● RAW DATA:
────────────────

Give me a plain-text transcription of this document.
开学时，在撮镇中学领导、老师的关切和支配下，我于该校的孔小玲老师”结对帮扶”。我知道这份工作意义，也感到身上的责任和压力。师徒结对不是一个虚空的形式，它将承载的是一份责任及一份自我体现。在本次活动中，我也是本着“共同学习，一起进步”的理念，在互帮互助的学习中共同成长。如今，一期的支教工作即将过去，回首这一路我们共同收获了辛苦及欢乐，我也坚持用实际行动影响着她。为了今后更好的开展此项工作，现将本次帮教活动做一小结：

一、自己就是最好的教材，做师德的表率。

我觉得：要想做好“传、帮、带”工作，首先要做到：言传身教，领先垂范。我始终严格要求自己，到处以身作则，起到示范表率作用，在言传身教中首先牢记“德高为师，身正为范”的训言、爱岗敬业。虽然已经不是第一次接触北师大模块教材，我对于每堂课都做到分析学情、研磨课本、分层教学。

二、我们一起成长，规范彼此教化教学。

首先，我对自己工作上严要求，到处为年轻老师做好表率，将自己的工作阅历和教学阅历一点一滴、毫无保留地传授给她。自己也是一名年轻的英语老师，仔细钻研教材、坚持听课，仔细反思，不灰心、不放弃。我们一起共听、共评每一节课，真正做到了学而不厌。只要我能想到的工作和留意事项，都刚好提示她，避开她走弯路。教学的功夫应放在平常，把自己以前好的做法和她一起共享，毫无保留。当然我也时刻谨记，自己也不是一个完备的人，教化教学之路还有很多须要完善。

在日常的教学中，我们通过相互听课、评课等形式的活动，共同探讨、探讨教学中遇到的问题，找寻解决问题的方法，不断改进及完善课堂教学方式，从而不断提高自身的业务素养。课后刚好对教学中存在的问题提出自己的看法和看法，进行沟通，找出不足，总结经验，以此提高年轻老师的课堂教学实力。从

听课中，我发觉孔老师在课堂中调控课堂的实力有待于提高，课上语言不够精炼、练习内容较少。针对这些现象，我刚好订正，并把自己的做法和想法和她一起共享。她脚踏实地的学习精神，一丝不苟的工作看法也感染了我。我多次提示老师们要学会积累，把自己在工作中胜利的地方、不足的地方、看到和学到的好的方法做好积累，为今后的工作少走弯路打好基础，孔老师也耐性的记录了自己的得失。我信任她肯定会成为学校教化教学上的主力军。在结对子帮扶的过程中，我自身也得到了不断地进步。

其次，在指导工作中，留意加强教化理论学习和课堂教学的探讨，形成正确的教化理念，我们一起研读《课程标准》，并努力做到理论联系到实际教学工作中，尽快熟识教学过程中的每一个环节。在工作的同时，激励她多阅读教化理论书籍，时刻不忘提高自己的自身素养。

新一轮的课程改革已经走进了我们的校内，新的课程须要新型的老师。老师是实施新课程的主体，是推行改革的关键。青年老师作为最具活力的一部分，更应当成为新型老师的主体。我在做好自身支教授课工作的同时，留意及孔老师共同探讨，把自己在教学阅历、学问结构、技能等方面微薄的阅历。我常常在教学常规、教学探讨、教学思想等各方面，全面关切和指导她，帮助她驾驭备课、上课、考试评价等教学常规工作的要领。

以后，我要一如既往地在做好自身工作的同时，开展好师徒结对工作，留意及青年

────────────────

● WHAT TO DO:
Your task is to print all of the records exactly.

● ANSWER FOR THE TASK:
Give me a plain-text transcription of this document.
开学时，在撮镇中学领导、老师的关切和支配下，我于该校的孔小玲老师”结对帮扶”。我知道这份工作意义，也感到身上的责任和压力。师徒结对不是一个虚空的形式，它将承载的是一份责任及一份自我体现。在本次活动中，我也是本着“共同学习，一起进步”的理念，在互帮互助的学习中共同成长。如今，一期的支教工作即将过去，回首这一路我们共同收获了辛苦及欢乐，我也坚持用实际行动影响着她。为了今后更好的开展此项工作，现将本次帮教活动做一小结：

一、自己就是最好的教材，做师德的表率。

我觉得：要想做好“传、帮、带”工作，首先要做到：言传身教，领先垂范。我始终严格要求自己，到处以身作则，起到示范表率作用，在言传身教中首先牢记“德高为师，身正为范”的训言、爱岗敬业。虽然已经不是第一次接触北师大模块教材，我对于每堂课都做到分析学情、研磨课本、分层教学。

二、我们一起成长，规范彼此教化教学。

首先，我对自己工作上严要求，到处为年轻老师做好表率，将自己的工作阅历和教学阅历一点一滴、毫无保留地传授给她。自己也是一名年轻的英语老师，仔细钻研教材、坚持听课，仔细反思，不灰心、不放弃。我们一起共听、共评每一节课，真正做到了学而不厌。只要我能想到的工作和留意事项，都刚好提示她，避开她走弯路。教学的功夫应放在平常，把自己以前好的做法和她一起共享，毫无保留。当然我也时刻谨记，自己也不是一个完备的人，教化教学之路还有很多须要完善。

在日常的教学中，我们通过相互听课、评课等形式的活动，共同探讨、探讨教学中遇到的问题，找寻解决问题的方法，不断改进及完善课堂教学方式，从而不断提高自身的业务素养。课后刚好对教学中存在的问题提出自己的看法和看法，进行沟通，找出不足，总结经验，以此提高年轻老师的课堂教学实力。从

听课中，我发觉孔老师在课堂中调控课堂的实力有待于提高，课上语言不够精炼、练习内容较少。针对这些现象，我刚好订正，并把自己的做法和想法和她一起共享。她脚踏实地的学习精神，一丝不苟的工作看法也感染了我。我多次提示老师们要学会积累，把自己在工作中胜利的地方、不足的地方、看到和学到的好的方法做好积累，为今后的工作少走弯路打好基础，孔老师也耐性的记录了自己的得失。我信任她肯定会成为学校教化教学上的主力军。在结对子帮扶的过程中，我自身也得到了不断地进步。

其次，在指导工作中，留意加强教化理论学习和课堂教学的探讨，形成正确的教化理念，我们一起研读《课程标准》，并努力做到理论联系到实际教学工作中，尽快熟识教学过程中的每一个环节。在工作的同时，激励她多阅读教化理论书籍，时刻不忘提高自己的自身素养。

新一轮的课程改革已经走进了我们的校内，新的课程须要新型的老师。老师是实施新课程的主体，是推行改革的关键。青年老师作为最具活力的一部分，更应当成为新型老师的主体。我在做好自身支教授课工作的同时，留意及孔老师共同探讨，把自己在教学阅历、学问结构、技能等方面微薄的阅历。我常常在教学常规、教学探讨、教学思想等各方面，全面关切和指导她，帮助她驾驭备课、上课、考试评价等教学常规工作的要领。

以后，我要一如既往地在做好自身工作的同时，开展好师徒结对工作，留意及青年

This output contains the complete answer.